The exercise
Could you transcribe every record below exactly as written, leaving out any pictures?

Extracted data
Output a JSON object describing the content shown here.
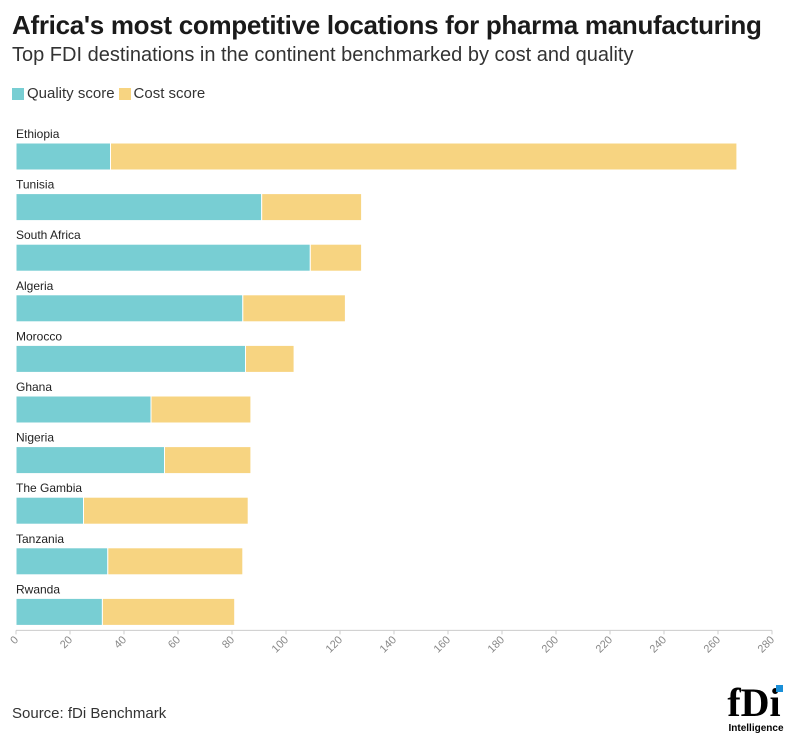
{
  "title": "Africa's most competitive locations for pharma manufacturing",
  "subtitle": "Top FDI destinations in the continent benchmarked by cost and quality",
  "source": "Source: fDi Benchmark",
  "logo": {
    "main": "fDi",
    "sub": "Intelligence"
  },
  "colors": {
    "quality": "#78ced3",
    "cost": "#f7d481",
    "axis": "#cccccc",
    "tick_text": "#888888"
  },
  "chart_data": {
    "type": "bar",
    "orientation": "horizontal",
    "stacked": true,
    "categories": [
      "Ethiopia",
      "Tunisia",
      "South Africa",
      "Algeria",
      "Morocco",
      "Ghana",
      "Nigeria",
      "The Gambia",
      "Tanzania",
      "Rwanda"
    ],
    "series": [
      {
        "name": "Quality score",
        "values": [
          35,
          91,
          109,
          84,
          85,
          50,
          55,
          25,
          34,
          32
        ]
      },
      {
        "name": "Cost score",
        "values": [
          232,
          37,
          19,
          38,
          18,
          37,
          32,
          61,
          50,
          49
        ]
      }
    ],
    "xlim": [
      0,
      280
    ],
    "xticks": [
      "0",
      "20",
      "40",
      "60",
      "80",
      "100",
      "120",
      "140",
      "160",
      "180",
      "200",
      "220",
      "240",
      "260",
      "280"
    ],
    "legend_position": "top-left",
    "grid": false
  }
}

Response to this exercise
Output a JSON object describing the content shown here.
{
  "title": "Africa's most competitive locations for pharma manufacturing",
  "subtitle": "Top FDI destinations in the continent benchmarked by cost and quality",
  "source": "Source: fDi Benchmark",
  "logo": {
    "main": "fDi",
    "sub": "Intelligence"
  },
  "colors": {
    "quality": "#78ced3",
    "cost": "#f7d481",
    "axis": "#cccccc",
    "tick_text": "#888888"
  },
  "chart_data": {
    "type": "bar",
    "orientation": "horizontal",
    "stacked": true,
    "categories": [
      "Ethiopia",
      "Tunisia",
      "South Africa",
      "Algeria",
      "Morocco",
      "Ghana",
      "Nigeria",
      "The Gambia",
      "Tanzania",
      "Rwanda"
    ],
    "series": [
      {
        "name": "Quality score",
        "values": [
          35,
          91,
          109,
          84,
          85,
          50,
          55,
          25,
          34,
          32
        ]
      },
      {
        "name": "Cost score",
        "values": [
          232,
          37,
          19,
          38,
          18,
          37,
          32,
          61,
          50,
          49
        ]
      }
    ],
    "xlim": [
      0,
      280
    ],
    "xticks": [
      "0",
      "20",
      "40",
      "60",
      "80",
      "100",
      "120",
      "140",
      "160",
      "180",
      "200",
      "220",
      "240",
      "260",
      "280"
    ],
    "legend_position": "top-left",
    "grid": false
  }
}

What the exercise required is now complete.